[Page layout parsing data]
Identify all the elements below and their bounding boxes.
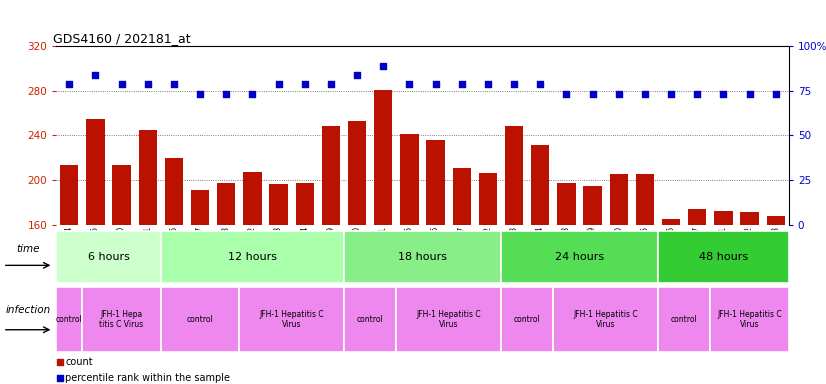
Point xyxy=(403,81,416,87)
Text: JFH-1 Hepatitis C
Virus: JFH-1 Hepatitis C Virus xyxy=(416,310,481,329)
Text: percentile rank within the sample: percentile rank within the sample xyxy=(65,373,230,383)
Text: JFH-1 Hepatitis C
Virus: JFH-1 Hepatitis C Virus xyxy=(717,310,782,329)
Bar xyxy=(112,166,131,225)
Bar xyxy=(662,219,681,225)
Point xyxy=(534,81,547,87)
Text: JFH-1 Hepatitis C
Virus: JFH-1 Hepatitis C Virus xyxy=(573,310,638,329)
Point xyxy=(53,359,66,366)
Bar xyxy=(479,173,497,225)
Point xyxy=(377,63,390,69)
Text: 48 hours: 48 hours xyxy=(699,252,748,262)
Point xyxy=(691,91,704,98)
Point xyxy=(168,81,181,87)
Point xyxy=(586,91,599,98)
Bar xyxy=(244,172,262,225)
Bar xyxy=(583,185,601,225)
Bar xyxy=(322,126,340,225)
Bar xyxy=(60,166,78,225)
Bar xyxy=(505,126,523,225)
Point xyxy=(89,71,102,78)
Point xyxy=(272,81,285,87)
Point xyxy=(612,91,625,98)
Text: count: count xyxy=(65,358,93,367)
Point xyxy=(53,375,66,381)
Text: time: time xyxy=(17,244,40,254)
Bar xyxy=(501,287,553,352)
Bar xyxy=(610,174,628,225)
Bar xyxy=(86,119,105,225)
Point xyxy=(717,91,730,98)
Text: control: control xyxy=(357,315,383,324)
Point xyxy=(325,81,338,87)
Text: 18 hours: 18 hours xyxy=(398,252,447,262)
Point xyxy=(141,81,154,87)
Text: 6 hours: 6 hours xyxy=(88,252,130,262)
Bar xyxy=(56,287,83,352)
Point xyxy=(63,81,76,87)
Bar xyxy=(453,168,471,225)
Bar xyxy=(501,232,658,283)
Bar xyxy=(710,287,789,352)
Bar xyxy=(658,232,789,283)
Point xyxy=(298,81,311,87)
Bar xyxy=(401,134,419,225)
Text: GDS4160 / 202181_at: GDS4160 / 202181_at xyxy=(53,32,190,45)
Bar xyxy=(767,216,785,225)
Bar xyxy=(217,183,235,225)
Bar xyxy=(740,212,759,225)
Bar xyxy=(161,232,344,283)
Bar xyxy=(56,232,161,283)
Bar xyxy=(558,183,576,225)
Point xyxy=(429,81,442,87)
Text: control: control xyxy=(671,315,697,324)
Bar xyxy=(396,287,501,352)
Bar xyxy=(164,158,183,225)
Text: JFH-1 Hepa
titis C Virus: JFH-1 Hepa titis C Virus xyxy=(99,310,144,329)
Bar xyxy=(83,287,161,352)
Bar xyxy=(344,232,501,283)
Bar xyxy=(426,140,444,225)
Point xyxy=(455,81,468,87)
Point xyxy=(350,71,363,78)
Text: JFH-1 Hepatitis C
Virus: JFH-1 Hepatitis C Virus xyxy=(259,310,324,329)
Bar xyxy=(269,184,287,225)
Point xyxy=(246,91,259,98)
Text: 12 hours: 12 hours xyxy=(228,252,277,262)
Bar xyxy=(296,183,314,225)
Point xyxy=(507,81,520,87)
Point xyxy=(769,91,782,98)
Point xyxy=(193,91,206,98)
Point xyxy=(638,91,652,98)
Point xyxy=(220,91,233,98)
Point xyxy=(115,81,128,87)
Text: 24 hours: 24 hours xyxy=(555,252,604,262)
Text: control: control xyxy=(56,315,83,324)
Bar xyxy=(688,209,706,225)
Bar xyxy=(344,287,396,352)
Bar xyxy=(374,89,392,225)
Bar xyxy=(636,174,654,225)
Text: infection: infection xyxy=(6,305,50,314)
Bar xyxy=(714,211,733,225)
Point xyxy=(743,91,756,98)
Point xyxy=(482,81,495,87)
Text: control: control xyxy=(187,315,213,324)
Bar xyxy=(191,190,209,225)
Point xyxy=(664,91,677,98)
Bar xyxy=(658,287,710,352)
Point xyxy=(560,91,573,98)
Bar xyxy=(531,146,549,225)
Bar xyxy=(240,287,344,352)
Bar xyxy=(553,287,658,352)
Bar xyxy=(348,121,366,225)
Bar xyxy=(139,130,157,225)
Text: control: control xyxy=(514,315,540,324)
Bar xyxy=(161,287,240,352)
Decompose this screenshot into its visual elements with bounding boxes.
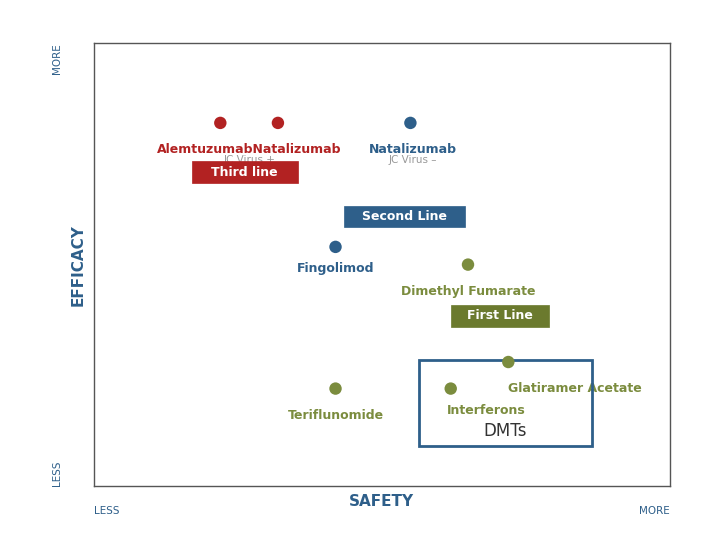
Point xyxy=(445,384,456,393)
Text: Glatiramer Acetate: Glatiramer Acetate xyxy=(508,382,642,395)
Point xyxy=(462,260,474,269)
Text: LESS: LESS xyxy=(52,461,62,486)
Text: Interferons: Interferons xyxy=(447,404,526,417)
Text: JC Virus –: JC Virus – xyxy=(389,155,438,165)
Y-axis label: EFFICACY: EFFICACY xyxy=(71,224,85,306)
FancyBboxPatch shape xyxy=(344,206,465,227)
X-axis label: SAFETY: SAFETY xyxy=(349,494,414,509)
Point xyxy=(272,119,284,127)
Point xyxy=(503,357,514,366)
FancyBboxPatch shape xyxy=(451,305,549,327)
Text: First Line: First Line xyxy=(467,309,533,322)
Point xyxy=(405,119,416,127)
Point xyxy=(330,384,341,393)
Point xyxy=(215,119,226,127)
Text: Teriflunomide: Teriflunomide xyxy=(287,409,384,422)
Text: Natalizumab: Natalizumab xyxy=(369,143,457,156)
Text: Dimethyl Fumarate: Dimethyl Fumarate xyxy=(401,285,535,298)
Text: LESS: LESS xyxy=(94,506,119,516)
Text: DMTs: DMTs xyxy=(484,422,527,440)
FancyBboxPatch shape xyxy=(192,161,298,183)
Text: AlemtuzumabNatalizumab: AlemtuzumabNatalizumab xyxy=(157,143,341,156)
Text: MORE: MORE xyxy=(52,43,62,74)
Point xyxy=(330,242,341,251)
Text: Fingolimod: Fingolimod xyxy=(297,262,374,275)
Text: Third line: Third line xyxy=(212,166,278,179)
Text: Second Line: Second Line xyxy=(362,210,447,223)
Text: JC Virus +: JC Virus + xyxy=(223,155,275,165)
Text: MORE: MORE xyxy=(639,506,670,516)
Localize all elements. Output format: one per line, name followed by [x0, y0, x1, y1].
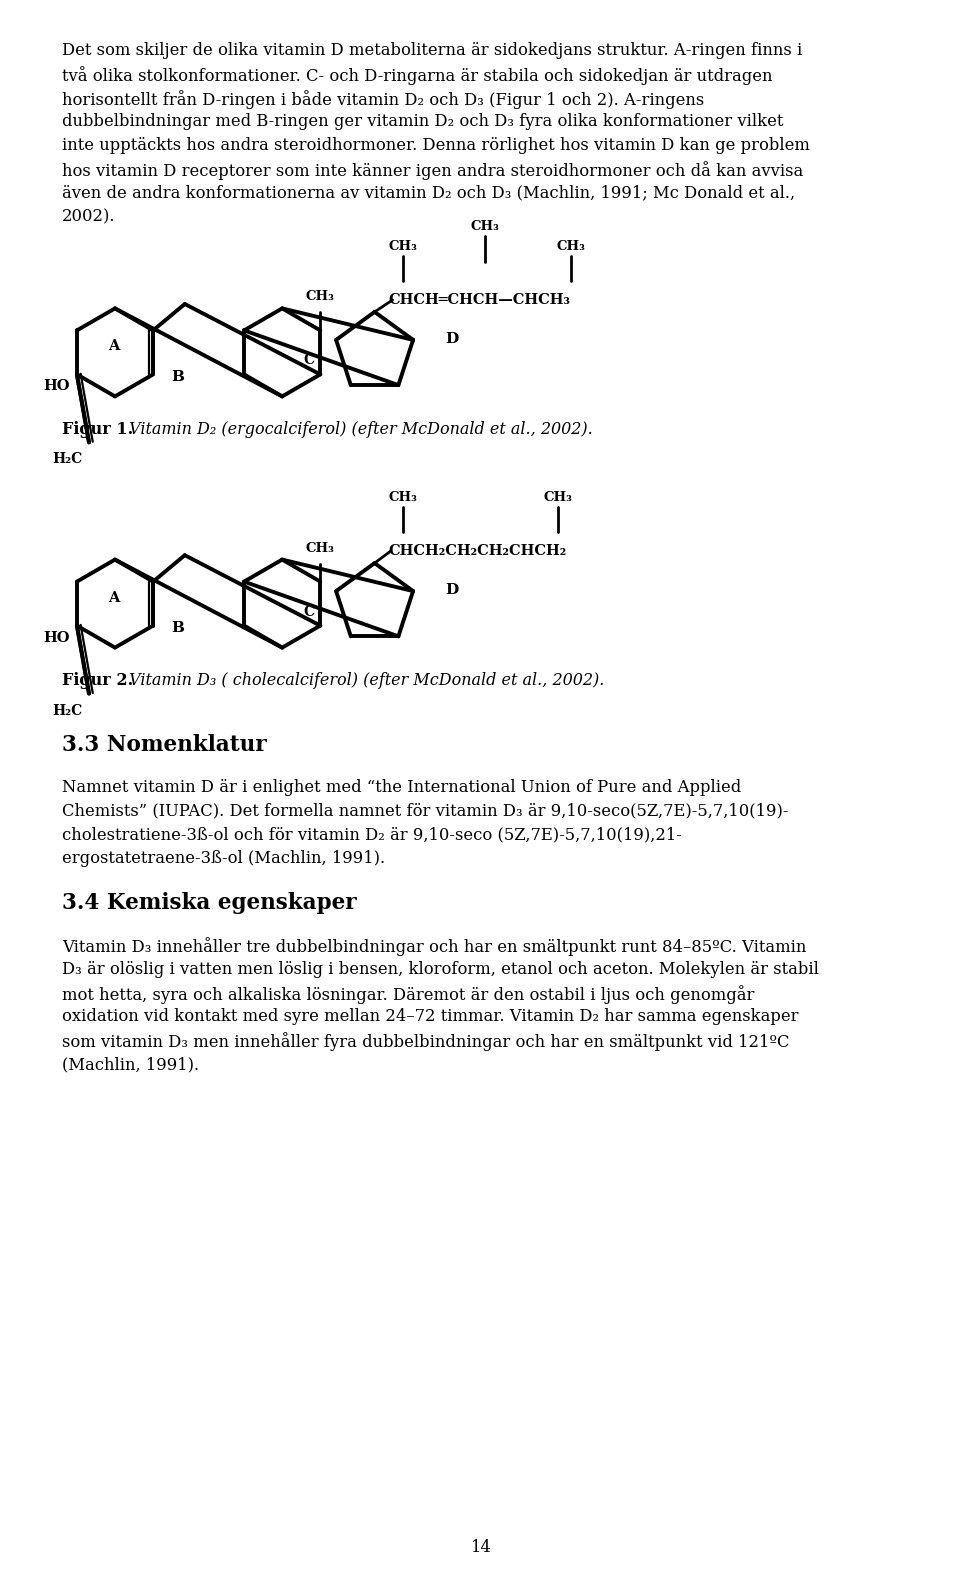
Text: B: B [171, 370, 184, 383]
Text: H₂C: H₂C [53, 452, 83, 466]
Text: Namnet vitamin D är i enlighet med “the International Union of Pure and Applied: Namnet vitamin D är i enlighet med “the … [62, 779, 741, 796]
Text: 3.4 Kemiska egenskaper: 3.4 Kemiska egenskaper [62, 892, 356, 914]
Text: Figur 2.: Figur 2. [62, 671, 133, 689]
Text: två olika stolkonformationer. C- och D-ringarna är stabila och sidokedjan är utd: två olika stolkonformationer. C- och D-r… [62, 66, 773, 85]
Text: ergostatetraene-3ß-ol (Machlin, 1991).: ergostatetraene-3ß-ol (Machlin, 1991). [62, 849, 385, 867]
Text: som vitamin D₃ men innehåller fyra dubbelbindningar och har en smältpunkt vid 12: som vitamin D₃ men innehåller fyra dubbe… [62, 1032, 789, 1051]
Text: horisontellt från D-ringen i både vitamin D₂ och D₃ (Figur 1 och 2). A-ringens: horisontellt från D-ringen i både vitami… [62, 90, 705, 109]
Text: CH₃: CH₃ [306, 290, 335, 304]
Text: Figur 1.: Figur 1. [62, 421, 133, 438]
Text: även de andra konformationerna av vitamin D₂ och D₃ (Machlin, 1991; Mc Donald et: även de andra konformationerna av vitami… [62, 184, 795, 202]
Text: hos vitamin D receptorer som inte känner igen andra steroidhormoner och då kan a: hos vitamin D receptorer som inte känner… [62, 161, 804, 180]
Text: Det som skiljer de olika vitamin D metaboliterna är sidokedjans struktur. A-ring: Det som skiljer de olika vitamin D metab… [62, 43, 803, 58]
Text: Chemists” (IUPAC). Det formella namnet för vitamin D₃ är 9,10-seco(5Z,7E)-5,7,10: Chemists” (IUPAC). Det formella namnet f… [62, 802, 788, 820]
Text: cholestratiene-3ß-ol och för vitamin D₂ är 9,10-seco (5Z,7E)-5,7,10(19),21-: cholestratiene-3ß-ol och för vitamin D₂ … [62, 826, 682, 843]
Text: 14: 14 [469, 1540, 491, 1557]
Text: CHCH₂CH₂CH₂CHCH₂: CHCH₂CH₂CH₂CHCH₂ [389, 544, 566, 558]
Text: Vitamin D₂ (ergocalciferol) (efter McDonald et al., 2002).: Vitamin D₂ (ergocalciferol) (efter McDon… [124, 421, 592, 438]
Text: CH₃: CH₃ [543, 492, 572, 504]
Text: A: A [108, 339, 120, 353]
Text: D₃ är olöslig i vatten men löslig i bensen, kloroform, etanol och aceton. Moleky: D₃ är olöslig i vatten men löslig i bens… [62, 961, 819, 977]
Text: CH₃: CH₃ [388, 492, 417, 504]
Text: 2002).: 2002). [62, 208, 115, 225]
Text: mot hetta, syra och alkaliska lösningar. Däremot är den ostabil i ljus och genom: mot hetta, syra och alkaliska lösningar.… [62, 985, 755, 1004]
Text: C: C [303, 605, 314, 619]
Text: A: A [108, 591, 120, 605]
Text: HO: HO [43, 630, 70, 645]
Text: (Machlin, 1991).: (Machlin, 1991). [62, 1056, 199, 1073]
Text: CH₃: CH₃ [388, 240, 417, 252]
Text: D: D [445, 583, 458, 597]
Text: dubbelbindningar med B-ringen ger vitamin D₂ och D₃ fyra olika konformationer vi: dubbelbindningar med B-ringen ger vitami… [62, 113, 783, 131]
Text: Vitamin D₃ ( cholecalciferol) (efter McDonald et al., 2002).: Vitamin D₃ ( cholecalciferol) (efter McD… [124, 671, 605, 689]
Text: HO: HO [43, 380, 70, 394]
Text: inte upptäckts hos andra steroidhormoner. Denna rörlighet hos vitamin D kan ge p: inte upptäckts hos andra steroidhormoner… [62, 137, 810, 154]
Text: CH₃: CH₃ [470, 221, 499, 233]
Text: oxidation vid kontakt med syre mellan 24–72 timmar. Vitamin D₂ har samma egenska: oxidation vid kontakt med syre mellan 24… [62, 1009, 799, 1026]
Text: H₂C: H₂C [53, 703, 83, 717]
Text: C: C [303, 353, 314, 367]
Text: D: D [445, 333, 458, 347]
Text: CH₃: CH₃ [556, 240, 585, 252]
Text: Vitamin D₃ innehåller tre dubbelbindningar och har en smältpunkt runt 84–85ºC. V: Vitamin D₃ innehåller tre dubbelbindning… [62, 938, 806, 957]
Text: B: B [171, 621, 184, 635]
Text: CH₃: CH₃ [306, 542, 335, 555]
Text: 3.3 Nomenklatur: 3.3 Nomenklatur [62, 734, 267, 756]
Text: CHCH═CHCH—CHCH₃: CHCH═CHCH—CHCH₃ [389, 293, 570, 307]
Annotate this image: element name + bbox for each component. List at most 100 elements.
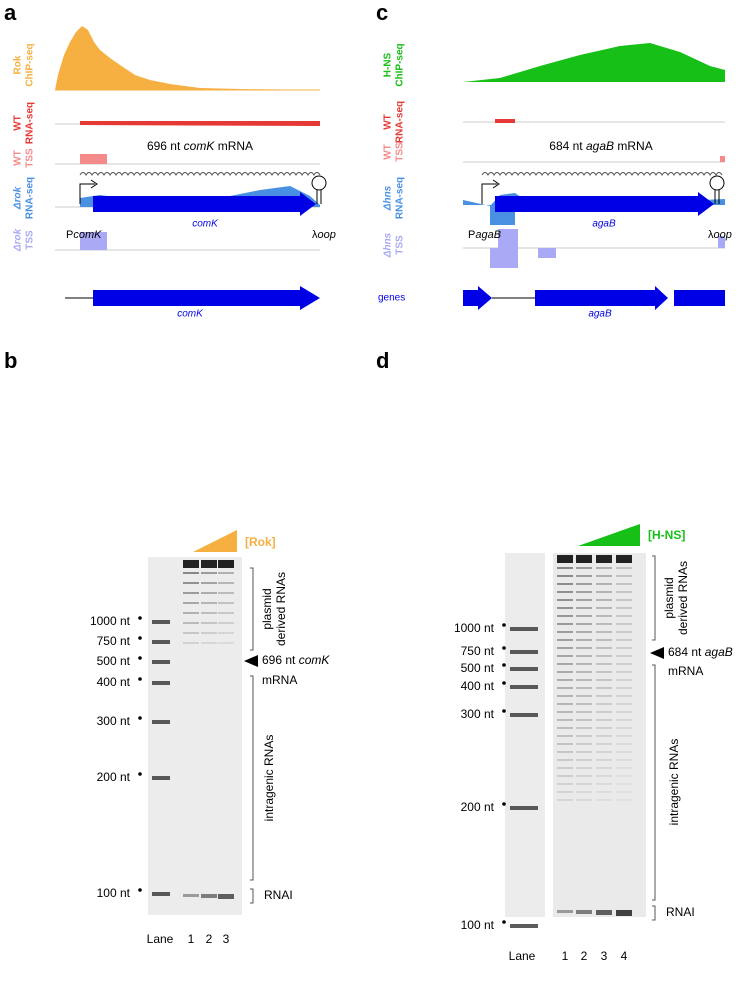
marker-label: 200 nt — [461, 800, 495, 814]
smear-band — [616, 783, 632, 785]
smear-band — [557, 735, 573, 737]
marker-band — [152, 640, 170, 644]
smear-band — [596, 583, 612, 585]
smear-band — [201, 632, 217, 634]
smear-band — [557, 671, 573, 673]
marker-band — [152, 892, 170, 896]
smear-band — [183, 612, 199, 614]
gel — [505, 553, 545, 917]
smear-band — [616, 623, 632, 625]
smear-band — [596, 599, 612, 601]
smear-band — [616, 775, 632, 777]
smear-band — [557, 623, 573, 625]
terminator — [316, 190, 322, 204]
marker-dot — [502, 920, 506, 924]
lane-number: 4 — [621, 949, 628, 963]
bracket — [250, 567, 254, 651]
arrow-label: mRNA — [668, 664, 703, 678]
smear-band — [576, 767, 592, 769]
gene-arrow — [93, 286, 320, 310]
smear-band — [616, 735, 632, 737]
track-assay: RNA-seq — [25, 102, 36, 144]
smear-band — [557, 655, 573, 657]
track-name: Δrok — [13, 186, 24, 210]
marker-band — [510, 650, 538, 654]
bracket — [250, 888, 254, 904]
smear-band — [596, 767, 612, 769]
well-band — [616, 555, 632, 563]
smear-band — [201, 602, 217, 604]
smear-band — [596, 663, 612, 665]
smear-band — [557, 631, 573, 633]
well-band — [596, 555, 612, 563]
track-assay: RNA-seq — [395, 101, 406, 143]
gene-arrow — [535, 286, 668, 310]
terminator — [709, 175, 725, 191]
terminator-label: λoop — [708, 229, 732, 241]
gene-label: agaB — [588, 309, 612, 320]
marker-label: 500 nt — [97, 654, 131, 668]
smear-band — [557, 663, 573, 665]
marker-dot — [138, 888, 142, 892]
track-name: WT — [383, 144, 394, 160]
smear-band — [576, 799, 592, 801]
smear-band — [557, 575, 573, 577]
smear-band — [616, 703, 632, 705]
track-assay: TSS — [395, 235, 406, 255]
smear-band — [218, 612, 234, 614]
transcript-wave — [481, 172, 723, 176]
marker-label: 200 nt — [97, 770, 131, 784]
smear-band — [596, 615, 612, 617]
plasmid-label: plasmid — [260, 588, 274, 629]
rnai-band — [576, 910, 592, 914]
rnai-band — [616, 910, 632, 916]
tss-track — [490, 248, 518, 268]
smear-band — [576, 783, 592, 785]
track-assay: TSS — [25, 230, 36, 250]
arrowhead — [244, 655, 258, 667]
dose-triangle — [578, 524, 640, 546]
smear-band — [596, 711, 612, 713]
lane-label: Lane — [509, 949, 536, 963]
smear-band — [557, 791, 573, 793]
marker-dot — [502, 646, 506, 650]
smear-band — [557, 583, 573, 585]
rnai-band — [201, 894, 217, 898]
smear-band — [557, 703, 573, 705]
chip-track — [55, 26, 320, 90]
marker-label: 750 nt — [461, 644, 495, 658]
smear-band — [557, 607, 573, 609]
smear-band — [576, 671, 592, 673]
smear-band — [576, 599, 592, 601]
tracks-a — [55, 26, 320, 310]
smear-band — [557, 727, 573, 729]
smear-band — [596, 639, 612, 641]
smear-band — [557, 567, 573, 569]
arrow-label: mRNA — [262, 673, 297, 687]
smear-band — [576, 623, 592, 625]
smear-band — [616, 679, 632, 681]
smear-band — [616, 583, 632, 585]
rna-track — [495, 119, 515, 123]
marker-label: 500 nt — [461, 661, 495, 675]
smear-band — [596, 799, 612, 801]
marker-dot — [502, 663, 506, 667]
lane-number: 3 — [601, 949, 608, 963]
smear-band — [183, 572, 199, 574]
smear-band — [576, 695, 592, 697]
panel-letter: a — [4, 0, 17, 25]
marker-dot — [502, 802, 506, 806]
bracket — [652, 905, 656, 921]
tracks-c — [463, 43, 725, 310]
smear-band — [616, 711, 632, 713]
plasmid-label: plasmid — [662, 577, 676, 618]
marker-band — [510, 685, 538, 689]
smear-band — [557, 687, 573, 689]
marker-band — [510, 713, 538, 717]
smear-band — [557, 751, 573, 753]
smear-band — [596, 743, 612, 745]
smear-band — [576, 607, 592, 609]
marker-band — [152, 620, 170, 624]
smear-band — [596, 607, 612, 609]
smear-band — [557, 759, 573, 761]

● **What to work on**
Scan the entries above for the word "gene". Report the lines that hold it.

● **Finished task**
gene-arrow — [93, 286, 320, 310]
gene-arrow — [535, 286, 668, 310]
gene-label: agaB — [588, 309, 612, 320]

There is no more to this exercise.